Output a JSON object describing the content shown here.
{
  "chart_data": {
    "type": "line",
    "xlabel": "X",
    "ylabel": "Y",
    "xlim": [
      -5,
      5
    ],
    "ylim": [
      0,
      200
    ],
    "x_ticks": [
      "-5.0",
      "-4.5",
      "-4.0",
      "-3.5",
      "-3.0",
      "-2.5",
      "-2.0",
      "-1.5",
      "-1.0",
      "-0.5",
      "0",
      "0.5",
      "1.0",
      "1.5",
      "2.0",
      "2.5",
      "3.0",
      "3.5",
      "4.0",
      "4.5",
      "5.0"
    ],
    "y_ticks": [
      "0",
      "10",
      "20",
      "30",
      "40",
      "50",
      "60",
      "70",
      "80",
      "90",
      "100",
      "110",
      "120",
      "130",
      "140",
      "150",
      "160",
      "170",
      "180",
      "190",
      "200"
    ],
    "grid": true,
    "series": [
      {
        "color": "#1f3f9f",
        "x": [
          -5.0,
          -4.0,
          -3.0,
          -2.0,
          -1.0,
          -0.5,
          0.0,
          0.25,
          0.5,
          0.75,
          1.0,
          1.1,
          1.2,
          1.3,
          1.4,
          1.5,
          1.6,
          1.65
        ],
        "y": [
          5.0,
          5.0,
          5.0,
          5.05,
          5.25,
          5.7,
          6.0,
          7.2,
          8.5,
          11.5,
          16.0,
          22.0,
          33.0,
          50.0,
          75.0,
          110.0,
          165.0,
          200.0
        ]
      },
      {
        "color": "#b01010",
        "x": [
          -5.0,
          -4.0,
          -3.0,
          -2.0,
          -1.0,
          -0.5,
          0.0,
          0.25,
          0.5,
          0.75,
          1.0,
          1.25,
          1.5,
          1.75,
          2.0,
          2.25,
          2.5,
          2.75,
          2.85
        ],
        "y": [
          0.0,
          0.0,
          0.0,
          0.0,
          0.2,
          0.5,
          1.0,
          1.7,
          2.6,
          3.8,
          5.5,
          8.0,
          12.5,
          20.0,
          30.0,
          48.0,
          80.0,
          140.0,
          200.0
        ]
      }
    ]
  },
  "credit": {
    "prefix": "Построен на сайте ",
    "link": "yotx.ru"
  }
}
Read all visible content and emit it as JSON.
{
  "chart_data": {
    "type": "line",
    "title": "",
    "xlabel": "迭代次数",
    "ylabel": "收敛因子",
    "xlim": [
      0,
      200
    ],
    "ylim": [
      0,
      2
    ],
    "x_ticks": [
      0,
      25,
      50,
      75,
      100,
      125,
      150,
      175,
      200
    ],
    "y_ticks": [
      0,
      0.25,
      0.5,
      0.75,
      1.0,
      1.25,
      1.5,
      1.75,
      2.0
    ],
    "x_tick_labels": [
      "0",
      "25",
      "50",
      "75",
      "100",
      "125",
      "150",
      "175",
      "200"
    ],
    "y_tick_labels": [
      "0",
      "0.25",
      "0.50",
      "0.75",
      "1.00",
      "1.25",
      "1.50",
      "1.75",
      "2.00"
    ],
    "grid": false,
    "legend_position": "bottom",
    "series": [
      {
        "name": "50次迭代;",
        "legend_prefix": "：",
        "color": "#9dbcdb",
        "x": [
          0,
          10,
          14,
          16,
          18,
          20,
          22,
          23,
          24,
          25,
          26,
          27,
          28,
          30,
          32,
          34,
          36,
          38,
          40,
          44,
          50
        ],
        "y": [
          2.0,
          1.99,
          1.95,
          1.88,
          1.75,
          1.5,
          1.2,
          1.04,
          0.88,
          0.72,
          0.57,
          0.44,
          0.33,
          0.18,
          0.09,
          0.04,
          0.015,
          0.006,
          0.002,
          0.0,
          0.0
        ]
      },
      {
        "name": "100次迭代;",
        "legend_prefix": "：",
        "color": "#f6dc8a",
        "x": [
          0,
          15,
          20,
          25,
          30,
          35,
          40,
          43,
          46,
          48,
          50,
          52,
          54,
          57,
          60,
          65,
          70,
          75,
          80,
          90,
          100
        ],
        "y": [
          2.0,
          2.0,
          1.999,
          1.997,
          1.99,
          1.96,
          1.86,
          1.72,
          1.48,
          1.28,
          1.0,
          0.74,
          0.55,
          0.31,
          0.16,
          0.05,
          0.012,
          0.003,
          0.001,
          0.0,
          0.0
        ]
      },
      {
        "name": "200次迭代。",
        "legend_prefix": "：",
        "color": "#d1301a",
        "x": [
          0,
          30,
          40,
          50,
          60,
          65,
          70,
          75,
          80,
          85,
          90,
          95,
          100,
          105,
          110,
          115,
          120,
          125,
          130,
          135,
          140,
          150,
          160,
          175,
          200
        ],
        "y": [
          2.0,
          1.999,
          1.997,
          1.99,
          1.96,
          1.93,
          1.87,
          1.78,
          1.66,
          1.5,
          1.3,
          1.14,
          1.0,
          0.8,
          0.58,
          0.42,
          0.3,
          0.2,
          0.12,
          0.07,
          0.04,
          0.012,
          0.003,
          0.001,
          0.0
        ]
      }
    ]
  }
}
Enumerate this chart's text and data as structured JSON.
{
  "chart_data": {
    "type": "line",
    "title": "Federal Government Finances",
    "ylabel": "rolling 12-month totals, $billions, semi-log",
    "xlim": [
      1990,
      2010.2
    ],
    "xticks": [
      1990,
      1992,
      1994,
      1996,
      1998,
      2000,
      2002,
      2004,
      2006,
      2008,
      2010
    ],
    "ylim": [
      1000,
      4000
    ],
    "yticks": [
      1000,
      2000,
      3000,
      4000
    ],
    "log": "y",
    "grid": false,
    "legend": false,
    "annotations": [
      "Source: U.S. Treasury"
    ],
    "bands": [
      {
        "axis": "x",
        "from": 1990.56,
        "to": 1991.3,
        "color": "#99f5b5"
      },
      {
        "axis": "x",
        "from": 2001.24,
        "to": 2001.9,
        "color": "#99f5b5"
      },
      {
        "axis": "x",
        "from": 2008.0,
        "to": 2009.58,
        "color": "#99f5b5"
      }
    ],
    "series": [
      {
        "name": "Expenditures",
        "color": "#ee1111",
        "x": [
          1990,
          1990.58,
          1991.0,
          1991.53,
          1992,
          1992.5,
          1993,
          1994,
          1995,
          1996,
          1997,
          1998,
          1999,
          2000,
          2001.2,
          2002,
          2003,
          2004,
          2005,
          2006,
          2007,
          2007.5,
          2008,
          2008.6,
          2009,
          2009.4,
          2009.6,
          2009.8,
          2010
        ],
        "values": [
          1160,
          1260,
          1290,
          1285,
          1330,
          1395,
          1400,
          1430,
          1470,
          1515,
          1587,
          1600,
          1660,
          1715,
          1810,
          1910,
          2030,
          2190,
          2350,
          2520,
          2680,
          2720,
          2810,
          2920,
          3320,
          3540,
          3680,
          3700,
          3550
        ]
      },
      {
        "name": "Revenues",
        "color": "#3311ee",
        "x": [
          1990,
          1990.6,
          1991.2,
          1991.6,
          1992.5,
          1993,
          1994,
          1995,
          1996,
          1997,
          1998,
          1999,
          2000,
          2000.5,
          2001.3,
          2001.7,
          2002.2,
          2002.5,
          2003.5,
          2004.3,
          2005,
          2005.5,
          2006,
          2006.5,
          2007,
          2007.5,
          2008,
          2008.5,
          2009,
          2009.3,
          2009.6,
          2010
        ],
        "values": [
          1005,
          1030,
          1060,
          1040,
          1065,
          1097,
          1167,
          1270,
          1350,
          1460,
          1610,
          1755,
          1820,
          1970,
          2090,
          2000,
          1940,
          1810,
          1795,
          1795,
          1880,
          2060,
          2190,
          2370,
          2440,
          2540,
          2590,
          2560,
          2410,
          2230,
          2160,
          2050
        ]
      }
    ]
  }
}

----

## Exercise requirements
Print the whole listing exactly as it is.

## Complete answer
Output a JSON object describing the content shown here.
{
  "chart_data": {
    "type": "line",
    "xlabel": "X",
    "ylabel": "Y",
    "xlim": [
      -5,
      5
    ],
    "ylim": [
      0,
      200
    ],
    "x_ticks": [
      "-5.0",
      "-4.5",
      "-4.0",
      "-3.5",
      "-3.0",
      "-2.5",
      "-2.0",
      "-1.5",
      "-1.0",
      "-0.5",
      "0",
      "0.5",
      "1.0",
      "1.5",
      "2.0",
      "2.5",
      "3.0",
      "3.5",
      "4.0",
      "4.5",
      "5.0"
    ],
    "y_ticks": [
      "0",
      "10",
      "20",
      "30",
      "40",
      "50",
      "60",
      "70",
      "80",
      "90",
      "100",
      "110",
      "120",
      "130",
      "140",
      "150",
      "160",
      "170",
      "180",
      "190",
      "200"
    ],
    "grid": true,
    "series": [
      {
        "color": "#1f3f9f",
        "x": [
          -5.0,
          -4.0,
          -3.0,
          -2.0,
          -1.0,
          -0.5,
          0.0,
          0.25,
          0.5,
          0.75,
          1.0,
          1.1,
          1.2,
          1.3,
          1.4,
          1.5,
          1.6,
          1.65
        ],
        "y": [
          5.0,
          5.0,
          5.0,
          5.05,
          5.25,
          5.7,
          6.0,
          7.2,
          8.5,
          11.5,
          16.0,
          22.0,
          33.0,
          50.0,
          75.0,
          110.0,
          165.0,
          200.0
        ]
      },
      {
        "color": "#b01010",
        "x": [
          -5.0,
          -4.0,
          -3.0,
          -2.0,
          -1.0,
          -0.5,
          0.0,
          0.25,
          0.5,
          0.75,
          1.0,
          1.25,
          1.5,
          1.75,
          2.0,
          2.25,
          2.5,
          2.75,
          2.85
        ],
        "y": [
          0.0,
          0.0,
          0.0,
          0.0,
          0.2,
          0.5,
          1.0,
          1.7,
          2.6,
          3.8,
          5.5,
          8.0,
          12.5,
          20.0,
          30.0,
          48.0,
          80.0,
          140.0,
          200.0
        ]
      }
    ]
  },
  "credit": {
    "prefix": "Построен на сайте ",
    "link": "yotx.ru"
  }
}
Read all visible content and emit it as JSON.
{
  "chart_data": {
    "type": "line",
    "title": "",
    "xlabel": "迭代次数",
    "ylabel": "收敛因子",
    "xlim": [
      0,
      200
    ],
    "ylim": [
      0,
      2
    ],
    "x_ticks": [
      0,
      25,
      50,
      75,
      100,
      125,
      150,
      175,
      200
    ],
    "y_ticks": [
      0,
      0.25,
      0.5,
      0.75,
      1.0,
      1.25,
      1.5,
      1.75,
      2.0
    ],
    "x_tick_labels": [
      "0",
      "25",
      "50",
      "75",
      "100",
      "125",
      "150",
      "175",
      "200"
    ],
    "y_tick_labels": [
      "0",
      "0.25",
      "0.50",
      "0.75",
      "1.00",
      "1.25",
      "1.50",
      "1.75",
      "2.00"
    ],
    "grid": false,
    "legend_position": "bottom",
    "series": [
      {
        "name": "50次迭代;",
        "legend_prefix": "：",
        "color": "#9dbcdb",
        "x": [
          0,
          10,
          14,
          16,
          18,
          20,
          22,
          23,
          24,
          25,
          26,
          27,
          28,
          30,
          32,
          34,
          36,
          38,
          40,
          44,
          50
        ],
        "y": [
          2.0,
          1.99,
          1.95,
          1.88,
          1.75,
          1.5,
          1.2,
          1.04,
          0.88,
          0.72,
          0.57,
          0.44,
          0.33,
          0.18,
          0.09,
          0.04,
          0.015,
          0.006,
          0.002,
          0.0,
          0.0
        ]
      },
      {
        "name": "100次迭代;",
        "legend_prefix": "：",
        "color": "#f6dc8a",
        "x": [
          0,
          15,
          20,
          25,
          30,
          35,
          40,
          43,
          46,
          48,
          50,
          52,
          54,
          57,
          60,
          65,
          70,
          75,
          80,
          90,
          100
        ],
        "y": [
          2.0,
          2.0,
          1.999,
          1.997,
          1.99,
          1.96,
          1.86,
          1.72,
          1.48,
          1.28,
          1.0,
          0.74,
          0.55,
          0.31,
          0.16,
          0.05,
          0.012,
          0.003,
          0.001,
          0.0,
          0.0
        ]
      },
      {
        "name": "200次迭代。",
        "legend_prefix": "：",
        "color": "#d1301a",
        "x": [
          0,
          30,
          40,
          50,
          60,
          65,
          70,
          75,
          80,
          85,
          90,
          95,
          100,
          105,
          110,
          115,
          120,
          125,
          130,
          135,
          140,
          150,
          160,
          175,
          200
        ],
        "y": [
          2.0,
          1.999,
          1.997,
          1.99,
          1.96,
          1.93,
          1.87,
          1.78,
          1.66,
          1.5,
          1.3,
          1.14,
          1.0,
          0.8,
          0.58,
          0.42,
          0.3,
          0.2,
          0.12,
          0.07,
          0.04,
          0.012,
          0.003,
          0.001,
          0.0
        ]
      }
    ]
  }
}
Enumerate this chart's text and data as structured JSON.
{
  "chart_data": {
    "type": "line",
    "title": "Federal Government Finances",
    "ylabel": "rolling 12-month totals, $billions, semi-log",
    "xlim": [
      1990,
      2010.2
    ],
    "xticks": [
      1990,
      1992,
      1994,
      1996,
      1998,
      2000,
      2002,
      2004,
      2006,
      2008,
      2010
    ],
    "ylim": [
      1000,
      4000
    ],
    "yticks": [
      1000,
      2000,
      3000,
      4000
    ],
    "log": "y",
    "grid": false,
    "legend": false,
    "annotations": [
      "Source: U.S. Treasury"
    ],
    "bands": [
      {
        "axis": "x",
        "from": 1990.56,
        "to": 1991.3,
        "color": "#99f5b5"
      },
      {
        "axis": "x",
        "from": 2001.24,
        "to": 2001.9,
        "color": "#99f5b5"
      },
      {
        "axis": "x",
        "from": 2008.0,
        "to": 2009.58,
        "color": "#99f5b5"
      }
    ],
    "series": [
      {
        "name": "Expenditures",
        "color": "#ee1111",
        "x": [
          1990,
          1990.58,
          1991.0,
          1991.53,
          1992,
          1992.5,
          1993,
          1994,
          1995,
          1996,
          1997,
          1998,
          1999,
          2000,
          2001.2,
          2002,
          2003,
          2004,
          2005,
          2006,
          2007,
          2007.5,
          2008,
          2008.6,
          2009,
          2009.4,
          2009.6,
          2009.8,
          2010
        ],
        "values": [
          1160,
          1260,
          1290,
          1285,
          1330,
          1395,
          1400,
          1430,
          1470,
          1515,
          1587,
          1600,
          1660,
          1715,
          1810,
          1910,
          2030,
          2190,
          2350,
          2520,
          2680,
          2720,
          2810,
          2920,
          3320,
          3540,
          3680,
          3700,
          3550
        ]
      },
      {
        "name": "Revenues",
        "color": "#3311ee",
        "x": [
          1990,
          1990.6,
          1991.2,
          1991.6,
          1992.5,
          1993,
          1994,
          1995,
          1996,
          1997,
          1998,
          1999,
          2000,
          2000.5,
          2001.3,
          2001.7,
          2002.2,
          2002.5,
          2003.5,
          2004.3,
          2005,
          2005.5,
          2006,
          2006.5,
          2007,
          2007.5,
          2008,
          2008.5,
          2009,
          2009.3,
          2009.6,
          2010
        ],
        "values": [
          1005,
          1030,
          1060,
          1040,
          1065,
          1097,
          1167,
          1270,
          1350,
          1460,
          1610,
          1755,
          1820,
          1970,
          2090,
          2000,
          1940,
          1810,
          1795,
          1795,
          1880,
          2060,
          2190,
          2370,
          2440,
          2540,
          2590,
          2560,
          2410,
          2230,
          2160,
          2050
        ]
      }
    ]
  }
}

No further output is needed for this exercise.